┌──
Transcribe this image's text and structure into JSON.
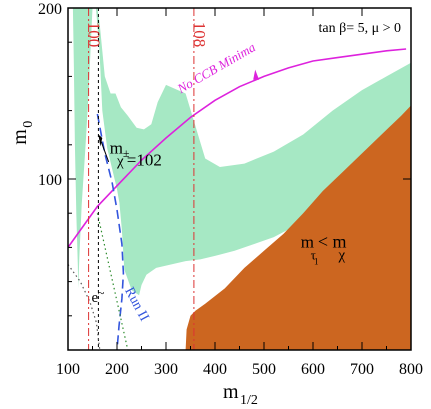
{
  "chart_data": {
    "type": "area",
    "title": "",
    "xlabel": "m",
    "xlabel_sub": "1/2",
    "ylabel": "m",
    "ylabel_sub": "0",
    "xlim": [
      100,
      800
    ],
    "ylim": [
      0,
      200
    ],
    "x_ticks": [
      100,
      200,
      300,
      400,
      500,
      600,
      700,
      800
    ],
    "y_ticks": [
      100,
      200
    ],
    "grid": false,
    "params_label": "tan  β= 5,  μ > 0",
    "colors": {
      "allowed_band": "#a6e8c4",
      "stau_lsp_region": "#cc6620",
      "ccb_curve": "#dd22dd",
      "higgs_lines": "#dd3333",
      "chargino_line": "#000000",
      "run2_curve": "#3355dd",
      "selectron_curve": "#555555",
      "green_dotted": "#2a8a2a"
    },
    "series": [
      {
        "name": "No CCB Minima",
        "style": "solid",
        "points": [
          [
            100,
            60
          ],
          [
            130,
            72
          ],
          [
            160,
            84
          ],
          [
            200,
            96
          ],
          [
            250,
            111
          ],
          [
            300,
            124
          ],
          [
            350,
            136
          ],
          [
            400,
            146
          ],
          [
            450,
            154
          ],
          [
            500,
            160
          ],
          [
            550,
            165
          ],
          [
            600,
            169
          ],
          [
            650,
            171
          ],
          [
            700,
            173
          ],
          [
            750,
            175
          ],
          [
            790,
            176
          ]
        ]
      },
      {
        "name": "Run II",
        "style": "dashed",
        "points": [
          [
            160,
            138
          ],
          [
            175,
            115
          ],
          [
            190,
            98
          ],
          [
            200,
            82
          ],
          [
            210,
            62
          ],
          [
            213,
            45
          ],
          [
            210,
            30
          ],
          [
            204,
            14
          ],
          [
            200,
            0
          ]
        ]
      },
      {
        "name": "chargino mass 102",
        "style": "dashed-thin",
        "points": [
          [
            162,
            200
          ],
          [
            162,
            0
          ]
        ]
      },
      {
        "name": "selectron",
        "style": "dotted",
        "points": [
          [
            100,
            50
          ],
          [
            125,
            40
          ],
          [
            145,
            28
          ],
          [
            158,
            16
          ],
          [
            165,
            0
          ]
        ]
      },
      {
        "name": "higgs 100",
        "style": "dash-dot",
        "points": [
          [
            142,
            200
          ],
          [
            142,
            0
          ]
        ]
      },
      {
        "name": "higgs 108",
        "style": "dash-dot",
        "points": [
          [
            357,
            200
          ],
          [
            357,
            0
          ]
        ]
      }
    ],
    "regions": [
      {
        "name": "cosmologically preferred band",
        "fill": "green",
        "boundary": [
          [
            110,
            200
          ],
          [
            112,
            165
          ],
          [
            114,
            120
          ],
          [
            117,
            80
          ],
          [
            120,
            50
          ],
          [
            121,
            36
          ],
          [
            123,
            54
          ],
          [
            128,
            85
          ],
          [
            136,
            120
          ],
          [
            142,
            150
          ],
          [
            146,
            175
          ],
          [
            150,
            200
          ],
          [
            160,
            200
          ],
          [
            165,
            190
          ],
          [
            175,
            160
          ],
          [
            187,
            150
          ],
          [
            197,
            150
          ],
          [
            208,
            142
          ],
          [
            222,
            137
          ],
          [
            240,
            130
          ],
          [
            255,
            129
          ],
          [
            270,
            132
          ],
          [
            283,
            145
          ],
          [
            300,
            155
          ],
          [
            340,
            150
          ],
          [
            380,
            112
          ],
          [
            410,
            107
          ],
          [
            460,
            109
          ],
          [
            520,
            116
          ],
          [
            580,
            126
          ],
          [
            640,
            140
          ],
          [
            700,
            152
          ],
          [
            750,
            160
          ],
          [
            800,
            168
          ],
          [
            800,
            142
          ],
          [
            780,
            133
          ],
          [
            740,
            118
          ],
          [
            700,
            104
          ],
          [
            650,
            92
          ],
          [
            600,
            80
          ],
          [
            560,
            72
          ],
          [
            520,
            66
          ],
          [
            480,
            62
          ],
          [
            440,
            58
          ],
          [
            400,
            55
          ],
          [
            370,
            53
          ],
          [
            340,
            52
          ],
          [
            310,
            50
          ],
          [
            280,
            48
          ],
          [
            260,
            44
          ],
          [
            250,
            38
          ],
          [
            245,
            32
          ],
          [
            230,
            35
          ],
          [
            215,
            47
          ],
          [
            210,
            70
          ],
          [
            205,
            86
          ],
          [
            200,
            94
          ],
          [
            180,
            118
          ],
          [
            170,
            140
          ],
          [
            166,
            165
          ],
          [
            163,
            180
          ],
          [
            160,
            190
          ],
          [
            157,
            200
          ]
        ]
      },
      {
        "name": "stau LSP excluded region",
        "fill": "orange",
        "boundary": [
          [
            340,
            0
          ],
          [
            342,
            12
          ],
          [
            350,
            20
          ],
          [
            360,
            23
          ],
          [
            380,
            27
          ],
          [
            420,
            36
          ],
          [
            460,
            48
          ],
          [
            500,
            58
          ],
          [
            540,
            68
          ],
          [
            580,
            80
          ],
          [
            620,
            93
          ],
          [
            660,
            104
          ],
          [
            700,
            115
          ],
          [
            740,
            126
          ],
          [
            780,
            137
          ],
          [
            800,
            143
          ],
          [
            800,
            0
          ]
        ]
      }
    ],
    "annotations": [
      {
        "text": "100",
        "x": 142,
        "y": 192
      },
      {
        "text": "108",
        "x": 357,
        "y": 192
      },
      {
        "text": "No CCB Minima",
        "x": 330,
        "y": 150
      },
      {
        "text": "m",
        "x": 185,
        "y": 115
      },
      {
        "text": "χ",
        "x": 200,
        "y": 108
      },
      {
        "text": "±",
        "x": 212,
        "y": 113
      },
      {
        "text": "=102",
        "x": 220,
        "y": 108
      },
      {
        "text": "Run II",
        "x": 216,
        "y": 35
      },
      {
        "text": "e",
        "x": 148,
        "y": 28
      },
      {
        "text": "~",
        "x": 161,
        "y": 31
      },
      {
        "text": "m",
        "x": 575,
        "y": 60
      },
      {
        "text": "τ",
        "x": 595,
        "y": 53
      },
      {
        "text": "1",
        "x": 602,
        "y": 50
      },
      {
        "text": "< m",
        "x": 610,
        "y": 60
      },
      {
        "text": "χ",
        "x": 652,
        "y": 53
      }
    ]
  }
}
└──
Your task is to retype all the entries exactly and leave out any pictures.

Transcribe this image's text and structure into JSON.
{
  "chart_data": {
    "type": "area",
    "title": "",
    "xlabel": "m",
    "xlabel_sub": "1/2",
    "ylabel": "m",
    "ylabel_sub": "0",
    "xlim": [
      100,
      800
    ],
    "ylim": [
      0,
      200
    ],
    "x_ticks": [
      100,
      200,
      300,
      400,
      500,
      600,
      700,
      800
    ],
    "y_ticks": [
      100,
      200
    ],
    "grid": false,
    "params_label": "tan  β= 5,  μ > 0",
    "colors": {
      "allowed_band": "#a6e8c4",
      "stau_lsp_region": "#cc6620",
      "ccb_curve": "#dd22dd",
      "higgs_lines": "#dd3333",
      "chargino_line": "#000000",
      "run2_curve": "#3355dd",
      "selectron_curve": "#555555",
      "green_dotted": "#2a8a2a"
    },
    "series": [
      {
        "name": "No CCB Minima",
        "style": "solid",
        "points": [
          [
            100,
            60
          ],
          [
            130,
            72
          ],
          [
            160,
            84
          ],
          [
            200,
            96
          ],
          [
            250,
            111
          ],
          [
            300,
            124
          ],
          [
            350,
            136
          ],
          [
            400,
            146
          ],
          [
            450,
            154
          ],
          [
            500,
            160
          ],
          [
            550,
            165
          ],
          [
            600,
            169
          ],
          [
            650,
            171
          ],
          [
            700,
            173
          ],
          [
            750,
            175
          ],
          [
            790,
            176
          ]
        ]
      },
      {
        "name": "Run II",
        "style": "dashed",
        "points": [
          [
            160,
            138
          ],
          [
            175,
            115
          ],
          [
            190,
            98
          ],
          [
            200,
            82
          ],
          [
            210,
            62
          ],
          [
            213,
            45
          ],
          [
            210,
            30
          ],
          [
            204,
            14
          ],
          [
            200,
            0
          ]
        ]
      },
      {
        "name": "chargino mass 102",
        "style": "dashed-thin",
        "points": [
          [
            162,
            200
          ],
          [
            162,
            0
          ]
        ]
      },
      {
        "name": "selectron",
        "style": "dotted",
        "points": [
          [
            100,
            50
          ],
          [
            125,
            40
          ],
          [
            145,
            28
          ],
          [
            158,
            16
          ],
          [
            165,
            0
          ]
        ]
      },
      {
        "name": "higgs 100",
        "style": "dash-dot",
        "points": [
          [
            142,
            200
          ],
          [
            142,
            0
          ]
        ]
      },
      {
        "name": "higgs 108",
        "style": "dash-dot",
        "points": [
          [
            357,
            200
          ],
          [
            357,
            0
          ]
        ]
      }
    ],
    "regions": [
      {
        "name": "cosmologically preferred band",
        "fill": "green",
        "boundary": [
          [
            110,
            200
          ],
          [
            112,
            165
          ],
          [
            114,
            120
          ],
          [
            117,
            80
          ],
          [
            120,
            50
          ],
          [
            121,
            36
          ],
          [
            123,
            54
          ],
          [
            128,
            85
          ],
          [
            136,
            120
          ],
          [
            142,
            150
          ],
          [
            146,
            175
          ],
          [
            150,
            200
          ],
          [
            160,
            200
          ],
          [
            165,
            190
          ],
          [
            175,
            160
          ],
          [
            187,
            150
          ],
          [
            197,
            150
          ],
          [
            208,
            142
          ],
          [
            222,
            137
          ],
          [
            240,
            130
          ],
          [
            255,
            129
          ],
          [
            270,
            132
          ],
          [
            283,
            145
          ],
          [
            300,
            155
          ],
          [
            340,
            150
          ],
          [
            380,
            112
          ],
          [
            410,
            107
          ],
          [
            460,
            109
          ],
          [
            520,
            116
          ],
          [
            580,
            126
          ],
          [
            640,
            140
          ],
          [
            700,
            152
          ],
          [
            750,
            160
          ],
          [
            800,
            168
          ],
          [
            800,
            142
          ],
          [
            780,
            133
          ],
          [
            740,
            118
          ],
          [
            700,
            104
          ],
          [
            650,
            92
          ],
          [
            600,
            80
          ],
          [
            560,
            72
          ],
          [
            520,
            66
          ],
          [
            480,
            62
          ],
          [
            440,
            58
          ],
          [
            400,
            55
          ],
          [
            370,
            53
          ],
          [
            340,
            52
          ],
          [
            310,
            50
          ],
          [
            280,
            48
          ],
          [
            260,
            44
          ],
          [
            250,
            38
          ],
          [
            245,
            32
          ],
          [
            230,
            35
          ],
          [
            215,
            47
          ],
          [
            210,
            70
          ],
          [
            205,
            86
          ],
          [
            200,
            94
          ],
          [
            180,
            118
          ],
          [
            170,
            140
          ],
          [
            166,
            165
          ],
          [
            163,
            180
          ],
          [
            160,
            190
          ],
          [
            157,
            200
          ]
        ]
      },
      {
        "name": "stau LSP excluded region",
        "fill": "orange",
        "boundary": [
          [
            340,
            0
          ],
          [
            342,
            12
          ],
          [
            350,
            20
          ],
          [
            360,
            23
          ],
          [
            380,
            27
          ],
          [
            420,
            36
          ],
          [
            460,
            48
          ],
          [
            500,
            58
          ],
          [
            540,
            68
          ],
          [
            580,
            80
          ],
          [
            620,
            93
          ],
          [
            660,
            104
          ],
          [
            700,
            115
          ],
          [
            740,
            126
          ],
          [
            780,
            137
          ],
          [
            800,
            143
          ],
          [
            800,
            0
          ]
        ]
      }
    ],
    "annotations": [
      {
        "text": "100",
        "x": 142,
        "y": 192
      },
      {
        "text": "108",
        "x": 357,
        "y": 192
      },
      {
        "text": "No CCB Minima",
        "x": 330,
        "y": 150
      },
      {
        "text": "m",
        "x": 185,
        "y": 115
      },
      {
        "text": "χ",
        "x": 200,
        "y": 108
      },
      {
        "text": "±",
        "x": 212,
        "y": 113
      },
      {
        "text": "=102",
        "x": 220,
        "y": 108
      },
      {
        "text": "Run II",
        "x": 216,
        "y": 35
      },
      {
        "text": "e",
        "x": 148,
        "y": 28
      },
      {
        "text": "~",
        "x": 161,
        "y": 31
      },
      {
        "text": "m",
        "x": 575,
        "y": 60
      },
      {
        "text": "τ",
        "x": 595,
        "y": 53
      },
      {
        "text": "1",
        "x": 602,
        "y": 50
      },
      {
        "text": "< m",
        "x": 610,
        "y": 60
      },
      {
        "text": "χ",
        "x": 652,
        "y": 53
      }
    ]
  }
}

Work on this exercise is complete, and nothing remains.